◆ **The exercise**: Reproduce the data below verbatim from the line containing "Read this page and output its text content." through its final line, and produce nothing more.
------ Stored rows ------
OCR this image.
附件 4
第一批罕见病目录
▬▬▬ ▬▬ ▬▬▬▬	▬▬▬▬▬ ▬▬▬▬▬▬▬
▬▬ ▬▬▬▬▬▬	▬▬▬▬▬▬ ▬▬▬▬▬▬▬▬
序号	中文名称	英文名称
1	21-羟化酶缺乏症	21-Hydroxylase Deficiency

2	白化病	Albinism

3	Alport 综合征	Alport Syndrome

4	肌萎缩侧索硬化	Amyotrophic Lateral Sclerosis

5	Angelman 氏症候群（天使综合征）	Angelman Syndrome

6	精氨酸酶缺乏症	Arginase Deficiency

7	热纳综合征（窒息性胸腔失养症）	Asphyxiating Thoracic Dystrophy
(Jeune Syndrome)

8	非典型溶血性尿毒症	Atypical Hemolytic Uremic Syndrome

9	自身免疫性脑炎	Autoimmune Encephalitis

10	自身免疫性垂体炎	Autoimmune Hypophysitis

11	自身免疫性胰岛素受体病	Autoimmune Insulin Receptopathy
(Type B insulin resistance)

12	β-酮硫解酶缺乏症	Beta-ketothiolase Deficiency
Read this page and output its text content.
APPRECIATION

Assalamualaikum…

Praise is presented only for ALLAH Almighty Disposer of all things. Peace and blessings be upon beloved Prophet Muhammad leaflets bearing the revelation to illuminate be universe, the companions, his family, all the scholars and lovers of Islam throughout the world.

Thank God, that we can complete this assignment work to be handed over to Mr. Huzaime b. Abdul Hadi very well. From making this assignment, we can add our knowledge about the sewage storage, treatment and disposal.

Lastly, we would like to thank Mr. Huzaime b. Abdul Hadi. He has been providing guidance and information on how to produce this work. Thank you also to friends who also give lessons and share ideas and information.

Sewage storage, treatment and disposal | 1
------
◆ **Written answer**:
Read this page and output its text content.
APPRECIATION

Assalamualaikum…

Praise is presented only for ALLAH Almighty Disposer of all things. Peace and blessings be upon beloved Prophet Muhammad leaflets bearing the revelation to illuminate be universe, the companions, his family, all the scholars and lovers of Islam throughout the world.

Thank God, that we can complete this assignment work to be handed over to Mr. Huzaime b. Abdul Hadi very well. From making this assignment, we can add our knowledge about the sewage storage, treatment and disposal.

Lastly, we would like to thank Mr. Huzaime b. Abdul Hadi. He has been providing guidance and information on how to produce this work. Thank you also to friends who also give lessons and share ideas and information.

Sewage storage, treatment and disposal | 1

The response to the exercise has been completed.